■ What is being asked ■
Which lines of the entries hold the string "koelcomponent"? Copy each one.
--- --- ---
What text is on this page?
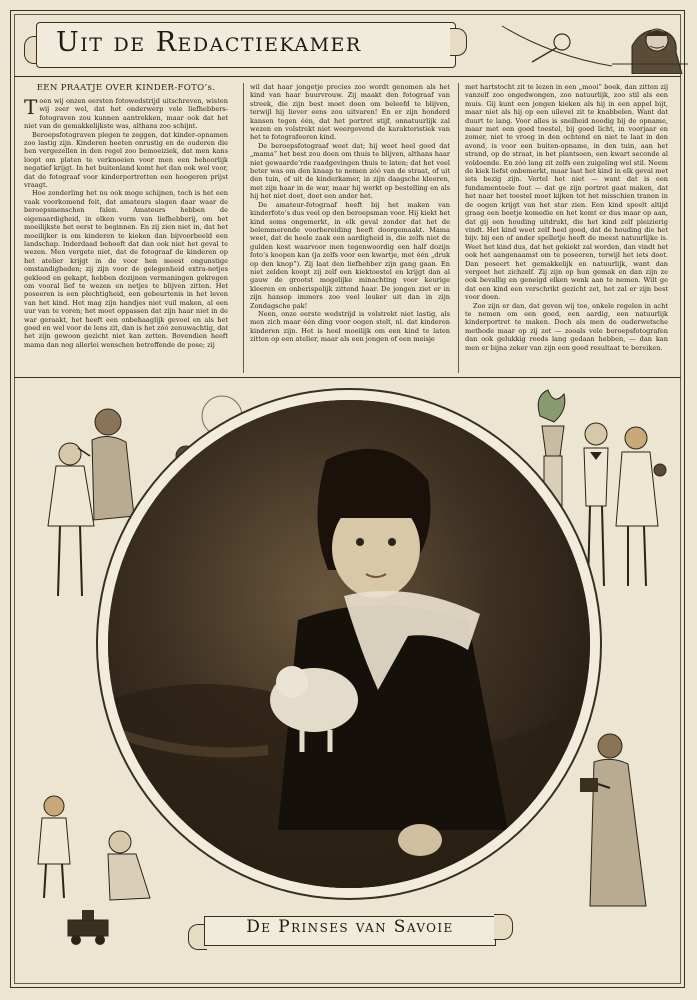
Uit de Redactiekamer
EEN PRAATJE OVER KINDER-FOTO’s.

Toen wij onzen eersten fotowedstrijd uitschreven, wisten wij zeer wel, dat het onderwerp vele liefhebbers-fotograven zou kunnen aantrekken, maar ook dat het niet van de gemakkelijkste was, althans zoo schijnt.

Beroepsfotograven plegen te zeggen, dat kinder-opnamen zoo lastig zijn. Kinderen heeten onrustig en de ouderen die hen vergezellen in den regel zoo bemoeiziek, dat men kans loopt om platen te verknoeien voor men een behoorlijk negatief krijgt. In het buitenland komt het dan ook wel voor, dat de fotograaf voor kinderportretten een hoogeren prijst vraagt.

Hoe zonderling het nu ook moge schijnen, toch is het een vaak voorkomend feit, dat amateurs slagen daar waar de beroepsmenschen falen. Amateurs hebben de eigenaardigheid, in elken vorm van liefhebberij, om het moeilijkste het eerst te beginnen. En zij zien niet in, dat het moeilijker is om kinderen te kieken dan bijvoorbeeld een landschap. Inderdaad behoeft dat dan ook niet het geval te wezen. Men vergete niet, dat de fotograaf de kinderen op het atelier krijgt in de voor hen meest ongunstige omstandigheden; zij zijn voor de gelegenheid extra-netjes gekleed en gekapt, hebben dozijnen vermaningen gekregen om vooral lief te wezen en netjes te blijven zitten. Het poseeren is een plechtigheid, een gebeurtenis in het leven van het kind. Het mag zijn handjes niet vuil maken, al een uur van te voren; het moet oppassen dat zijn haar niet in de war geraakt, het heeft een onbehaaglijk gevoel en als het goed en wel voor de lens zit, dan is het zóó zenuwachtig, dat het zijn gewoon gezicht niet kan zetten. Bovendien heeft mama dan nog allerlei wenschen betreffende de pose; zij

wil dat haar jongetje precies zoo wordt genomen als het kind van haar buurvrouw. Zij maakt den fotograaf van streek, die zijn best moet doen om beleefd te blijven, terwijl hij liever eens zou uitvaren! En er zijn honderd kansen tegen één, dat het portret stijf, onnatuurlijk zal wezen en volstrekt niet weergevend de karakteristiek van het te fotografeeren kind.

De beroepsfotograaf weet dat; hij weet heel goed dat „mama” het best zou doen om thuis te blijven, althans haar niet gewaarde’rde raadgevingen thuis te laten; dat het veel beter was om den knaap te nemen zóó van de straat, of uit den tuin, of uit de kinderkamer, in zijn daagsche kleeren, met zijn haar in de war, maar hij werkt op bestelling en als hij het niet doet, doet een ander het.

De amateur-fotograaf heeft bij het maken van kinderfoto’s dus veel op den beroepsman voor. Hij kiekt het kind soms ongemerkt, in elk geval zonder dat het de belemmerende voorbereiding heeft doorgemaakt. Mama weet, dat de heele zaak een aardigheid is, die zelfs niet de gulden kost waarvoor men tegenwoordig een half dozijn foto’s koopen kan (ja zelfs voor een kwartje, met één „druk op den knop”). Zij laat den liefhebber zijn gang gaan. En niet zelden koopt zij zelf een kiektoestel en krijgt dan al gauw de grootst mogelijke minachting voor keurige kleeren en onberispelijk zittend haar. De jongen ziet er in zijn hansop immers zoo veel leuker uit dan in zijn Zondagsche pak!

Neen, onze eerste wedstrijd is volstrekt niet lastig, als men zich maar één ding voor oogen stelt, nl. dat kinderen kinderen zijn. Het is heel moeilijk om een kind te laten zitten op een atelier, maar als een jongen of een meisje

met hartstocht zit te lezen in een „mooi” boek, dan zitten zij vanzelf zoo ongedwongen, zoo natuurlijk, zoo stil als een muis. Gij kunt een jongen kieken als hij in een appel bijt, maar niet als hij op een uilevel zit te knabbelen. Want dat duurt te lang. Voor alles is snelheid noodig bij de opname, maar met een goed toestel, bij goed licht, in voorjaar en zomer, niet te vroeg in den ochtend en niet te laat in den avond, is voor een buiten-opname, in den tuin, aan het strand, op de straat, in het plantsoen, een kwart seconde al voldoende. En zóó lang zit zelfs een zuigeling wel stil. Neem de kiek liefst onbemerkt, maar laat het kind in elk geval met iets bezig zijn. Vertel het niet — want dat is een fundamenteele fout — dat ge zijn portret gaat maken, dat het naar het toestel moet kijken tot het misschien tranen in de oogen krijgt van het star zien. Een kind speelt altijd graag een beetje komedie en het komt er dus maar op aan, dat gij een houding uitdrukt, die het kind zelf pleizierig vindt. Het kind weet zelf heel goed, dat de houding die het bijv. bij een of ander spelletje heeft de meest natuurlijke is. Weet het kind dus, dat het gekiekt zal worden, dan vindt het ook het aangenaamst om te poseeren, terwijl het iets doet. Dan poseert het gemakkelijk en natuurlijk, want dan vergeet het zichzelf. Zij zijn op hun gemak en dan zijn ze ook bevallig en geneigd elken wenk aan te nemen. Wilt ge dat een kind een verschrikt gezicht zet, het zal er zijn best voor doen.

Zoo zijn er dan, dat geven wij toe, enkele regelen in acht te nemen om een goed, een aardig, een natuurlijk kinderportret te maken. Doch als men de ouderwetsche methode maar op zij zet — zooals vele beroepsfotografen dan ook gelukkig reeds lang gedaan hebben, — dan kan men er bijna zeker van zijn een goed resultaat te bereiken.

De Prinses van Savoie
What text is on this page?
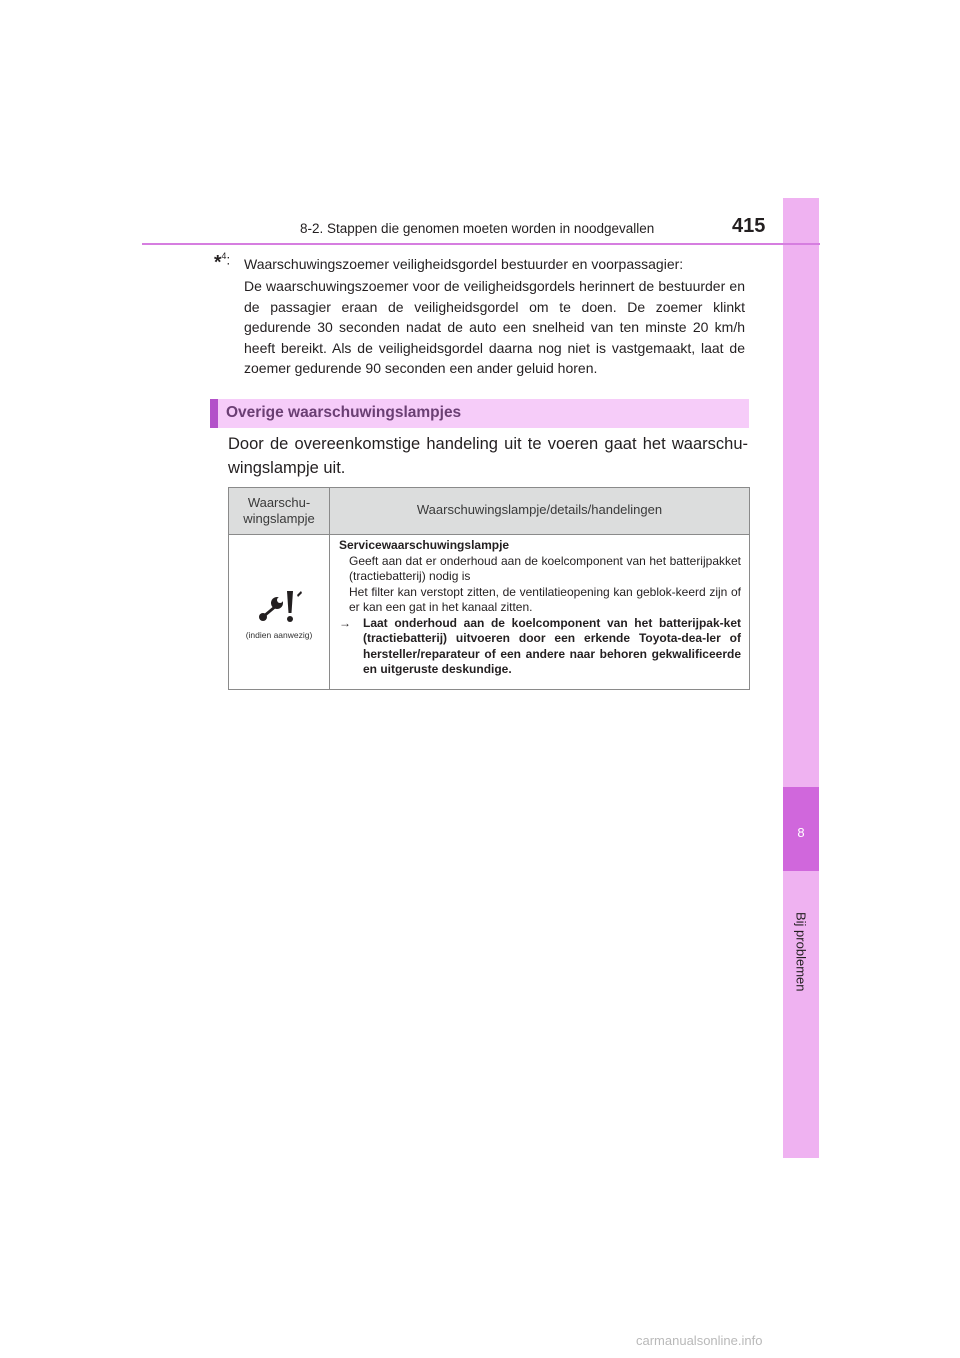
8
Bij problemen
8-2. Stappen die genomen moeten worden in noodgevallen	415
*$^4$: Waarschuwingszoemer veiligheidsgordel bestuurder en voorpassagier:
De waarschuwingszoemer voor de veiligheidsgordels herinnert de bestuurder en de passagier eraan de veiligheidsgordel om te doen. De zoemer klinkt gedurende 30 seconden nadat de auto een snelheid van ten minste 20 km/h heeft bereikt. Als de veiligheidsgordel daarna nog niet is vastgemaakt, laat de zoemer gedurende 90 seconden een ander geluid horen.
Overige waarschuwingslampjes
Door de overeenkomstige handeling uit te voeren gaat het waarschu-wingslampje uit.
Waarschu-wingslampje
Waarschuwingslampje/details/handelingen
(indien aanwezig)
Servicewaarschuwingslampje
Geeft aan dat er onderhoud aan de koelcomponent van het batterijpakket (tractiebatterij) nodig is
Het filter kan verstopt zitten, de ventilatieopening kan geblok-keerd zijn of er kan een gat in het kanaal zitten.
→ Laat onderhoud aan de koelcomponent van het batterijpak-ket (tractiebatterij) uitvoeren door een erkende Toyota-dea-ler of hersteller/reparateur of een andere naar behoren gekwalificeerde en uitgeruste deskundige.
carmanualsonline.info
--- --- ---
■ Your response ■
Geeft aan dat er onderhoud aan de koelcomponent van het batterijpakket (tractiebatterij) nodig is
→ Laat onderhoud aan de koelcomponent van het batterijpak-ket (tractiebatterij) uitvoeren door een erkende Toyota-dea-ler of hersteller/reparateur of een andere naar behoren gekwalificeerde en uitgeruste deskundige.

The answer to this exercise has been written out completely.